# Data for this task start

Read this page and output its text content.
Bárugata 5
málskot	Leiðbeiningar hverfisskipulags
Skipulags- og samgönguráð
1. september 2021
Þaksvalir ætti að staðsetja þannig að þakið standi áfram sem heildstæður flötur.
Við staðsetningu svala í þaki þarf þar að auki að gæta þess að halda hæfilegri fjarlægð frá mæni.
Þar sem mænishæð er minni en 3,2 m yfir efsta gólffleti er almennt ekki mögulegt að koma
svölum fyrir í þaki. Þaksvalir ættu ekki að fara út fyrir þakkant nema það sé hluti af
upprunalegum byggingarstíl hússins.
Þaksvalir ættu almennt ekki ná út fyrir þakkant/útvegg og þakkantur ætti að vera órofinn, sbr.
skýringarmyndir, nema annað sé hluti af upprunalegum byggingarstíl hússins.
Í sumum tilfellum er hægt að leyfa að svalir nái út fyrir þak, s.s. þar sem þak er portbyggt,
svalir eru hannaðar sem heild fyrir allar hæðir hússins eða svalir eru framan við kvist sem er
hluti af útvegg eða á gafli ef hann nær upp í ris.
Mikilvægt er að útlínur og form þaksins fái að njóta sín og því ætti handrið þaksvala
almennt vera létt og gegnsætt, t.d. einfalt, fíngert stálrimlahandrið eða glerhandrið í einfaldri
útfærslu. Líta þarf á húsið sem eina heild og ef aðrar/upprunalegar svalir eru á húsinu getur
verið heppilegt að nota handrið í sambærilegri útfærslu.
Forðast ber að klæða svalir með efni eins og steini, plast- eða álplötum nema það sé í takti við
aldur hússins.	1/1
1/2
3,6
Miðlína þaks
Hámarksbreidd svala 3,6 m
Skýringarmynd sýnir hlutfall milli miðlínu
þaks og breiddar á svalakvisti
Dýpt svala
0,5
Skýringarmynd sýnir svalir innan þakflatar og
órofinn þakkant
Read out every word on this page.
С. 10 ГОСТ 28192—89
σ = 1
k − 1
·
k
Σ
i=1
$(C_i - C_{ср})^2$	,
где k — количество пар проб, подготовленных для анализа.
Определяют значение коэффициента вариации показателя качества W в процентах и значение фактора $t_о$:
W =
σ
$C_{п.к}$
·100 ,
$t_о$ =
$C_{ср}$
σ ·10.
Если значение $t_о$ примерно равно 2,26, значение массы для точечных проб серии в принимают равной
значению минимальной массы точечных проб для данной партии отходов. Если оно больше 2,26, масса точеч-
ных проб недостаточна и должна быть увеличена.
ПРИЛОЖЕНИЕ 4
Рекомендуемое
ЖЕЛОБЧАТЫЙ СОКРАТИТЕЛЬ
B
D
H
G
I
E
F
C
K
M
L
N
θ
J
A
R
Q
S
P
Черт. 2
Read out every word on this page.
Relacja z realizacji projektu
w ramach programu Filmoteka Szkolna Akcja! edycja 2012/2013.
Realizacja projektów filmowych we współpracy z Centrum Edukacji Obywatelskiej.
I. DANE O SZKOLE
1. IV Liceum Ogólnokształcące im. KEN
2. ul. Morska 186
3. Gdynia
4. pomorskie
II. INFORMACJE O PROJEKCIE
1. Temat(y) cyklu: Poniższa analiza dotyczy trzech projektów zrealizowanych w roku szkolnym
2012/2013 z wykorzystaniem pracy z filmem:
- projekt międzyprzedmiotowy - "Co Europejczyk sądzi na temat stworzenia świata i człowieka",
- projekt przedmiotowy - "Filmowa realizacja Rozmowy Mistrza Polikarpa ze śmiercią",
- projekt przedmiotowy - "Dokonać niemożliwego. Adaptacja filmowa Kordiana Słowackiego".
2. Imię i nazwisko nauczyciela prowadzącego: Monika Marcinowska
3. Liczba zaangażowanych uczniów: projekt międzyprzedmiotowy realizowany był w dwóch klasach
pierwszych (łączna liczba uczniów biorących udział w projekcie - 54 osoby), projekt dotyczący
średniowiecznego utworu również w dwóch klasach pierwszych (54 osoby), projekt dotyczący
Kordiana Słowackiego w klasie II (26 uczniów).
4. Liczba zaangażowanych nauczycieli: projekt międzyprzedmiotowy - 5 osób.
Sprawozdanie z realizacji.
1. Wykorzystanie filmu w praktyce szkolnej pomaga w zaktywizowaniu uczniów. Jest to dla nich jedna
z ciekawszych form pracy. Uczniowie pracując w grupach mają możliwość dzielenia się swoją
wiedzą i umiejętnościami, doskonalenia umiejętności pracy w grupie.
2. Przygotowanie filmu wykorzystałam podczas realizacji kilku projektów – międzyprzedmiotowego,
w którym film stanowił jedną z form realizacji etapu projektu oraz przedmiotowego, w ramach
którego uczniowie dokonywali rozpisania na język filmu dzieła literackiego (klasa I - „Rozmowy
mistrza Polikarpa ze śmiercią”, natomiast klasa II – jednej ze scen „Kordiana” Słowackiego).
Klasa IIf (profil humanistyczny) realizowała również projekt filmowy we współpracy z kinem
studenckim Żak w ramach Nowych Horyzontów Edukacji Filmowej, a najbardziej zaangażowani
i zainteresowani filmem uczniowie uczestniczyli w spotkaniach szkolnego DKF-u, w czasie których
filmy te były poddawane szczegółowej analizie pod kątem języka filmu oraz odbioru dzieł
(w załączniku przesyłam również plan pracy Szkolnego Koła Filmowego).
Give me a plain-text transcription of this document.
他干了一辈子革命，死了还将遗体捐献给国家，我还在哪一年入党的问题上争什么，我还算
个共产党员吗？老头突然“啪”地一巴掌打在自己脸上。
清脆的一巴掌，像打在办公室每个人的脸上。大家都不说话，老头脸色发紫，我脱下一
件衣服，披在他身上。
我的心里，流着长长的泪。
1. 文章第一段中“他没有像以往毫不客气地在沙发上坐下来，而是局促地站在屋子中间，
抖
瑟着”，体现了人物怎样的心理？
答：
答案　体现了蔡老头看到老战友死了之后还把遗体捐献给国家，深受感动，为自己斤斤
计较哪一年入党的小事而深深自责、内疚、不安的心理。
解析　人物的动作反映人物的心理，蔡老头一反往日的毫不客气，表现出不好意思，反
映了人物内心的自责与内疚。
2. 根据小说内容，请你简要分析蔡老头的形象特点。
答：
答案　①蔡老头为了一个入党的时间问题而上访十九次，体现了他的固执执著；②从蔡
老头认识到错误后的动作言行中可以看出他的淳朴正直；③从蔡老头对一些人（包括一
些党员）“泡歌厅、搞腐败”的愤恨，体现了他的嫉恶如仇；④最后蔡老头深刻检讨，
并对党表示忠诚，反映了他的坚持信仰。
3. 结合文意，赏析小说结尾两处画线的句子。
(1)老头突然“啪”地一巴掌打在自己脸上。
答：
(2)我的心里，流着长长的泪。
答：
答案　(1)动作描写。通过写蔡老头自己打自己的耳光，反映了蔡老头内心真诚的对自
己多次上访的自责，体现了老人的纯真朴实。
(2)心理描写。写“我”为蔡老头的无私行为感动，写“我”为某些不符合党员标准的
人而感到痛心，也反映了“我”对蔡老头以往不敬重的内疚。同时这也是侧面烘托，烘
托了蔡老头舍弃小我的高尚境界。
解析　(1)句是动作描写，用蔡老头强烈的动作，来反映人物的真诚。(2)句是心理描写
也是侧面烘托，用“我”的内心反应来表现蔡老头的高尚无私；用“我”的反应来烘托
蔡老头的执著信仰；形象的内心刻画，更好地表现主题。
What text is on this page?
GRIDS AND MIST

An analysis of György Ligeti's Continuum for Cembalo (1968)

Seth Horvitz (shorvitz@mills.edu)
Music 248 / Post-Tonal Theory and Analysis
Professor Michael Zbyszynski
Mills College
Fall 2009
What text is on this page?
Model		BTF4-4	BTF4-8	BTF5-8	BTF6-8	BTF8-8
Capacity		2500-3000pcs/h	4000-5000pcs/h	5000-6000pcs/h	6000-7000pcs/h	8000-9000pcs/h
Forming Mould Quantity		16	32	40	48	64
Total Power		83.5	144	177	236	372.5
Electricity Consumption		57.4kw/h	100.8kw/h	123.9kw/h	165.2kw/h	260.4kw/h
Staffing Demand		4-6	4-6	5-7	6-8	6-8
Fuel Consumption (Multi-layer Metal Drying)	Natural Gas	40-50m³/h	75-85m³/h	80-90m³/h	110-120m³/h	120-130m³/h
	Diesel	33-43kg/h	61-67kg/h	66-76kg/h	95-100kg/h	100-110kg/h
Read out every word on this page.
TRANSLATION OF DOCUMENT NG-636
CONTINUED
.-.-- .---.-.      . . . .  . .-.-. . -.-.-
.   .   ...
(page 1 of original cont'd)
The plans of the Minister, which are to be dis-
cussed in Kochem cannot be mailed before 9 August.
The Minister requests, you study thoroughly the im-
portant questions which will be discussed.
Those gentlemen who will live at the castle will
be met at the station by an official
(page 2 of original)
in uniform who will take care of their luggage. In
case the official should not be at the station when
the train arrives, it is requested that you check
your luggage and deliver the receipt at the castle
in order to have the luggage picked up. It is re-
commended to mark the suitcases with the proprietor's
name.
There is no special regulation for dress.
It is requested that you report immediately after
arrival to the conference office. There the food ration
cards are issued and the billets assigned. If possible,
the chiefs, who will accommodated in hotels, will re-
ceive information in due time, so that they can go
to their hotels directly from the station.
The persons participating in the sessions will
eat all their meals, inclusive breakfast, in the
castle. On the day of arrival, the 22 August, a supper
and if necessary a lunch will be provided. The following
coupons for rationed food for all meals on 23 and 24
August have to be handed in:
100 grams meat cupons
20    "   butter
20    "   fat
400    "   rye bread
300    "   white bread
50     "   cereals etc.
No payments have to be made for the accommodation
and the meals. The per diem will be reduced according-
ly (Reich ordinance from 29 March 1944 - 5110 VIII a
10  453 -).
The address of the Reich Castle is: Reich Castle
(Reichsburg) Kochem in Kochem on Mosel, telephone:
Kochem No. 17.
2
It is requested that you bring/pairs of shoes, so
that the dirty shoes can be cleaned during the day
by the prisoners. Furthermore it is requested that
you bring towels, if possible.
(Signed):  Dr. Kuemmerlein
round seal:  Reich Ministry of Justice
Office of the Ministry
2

# Data for this task end

## Your objective
Among the lines of the material, find those that hold the word "ekki" and copy them.

## Result
Þar sem mænishæð er minni en 3,2 m yfir efsta gólffleti er almennt ekki mögulegt að koma
svölum fyrir í þaki. Þaksvalir ættu ekki að fara út fyrir þakkant nema það sé hluti af
Þaksvalir ættu almennt ekki ná út fyrir þakkant/útvegg og þakkantur ætti að vera órofinn, sbr.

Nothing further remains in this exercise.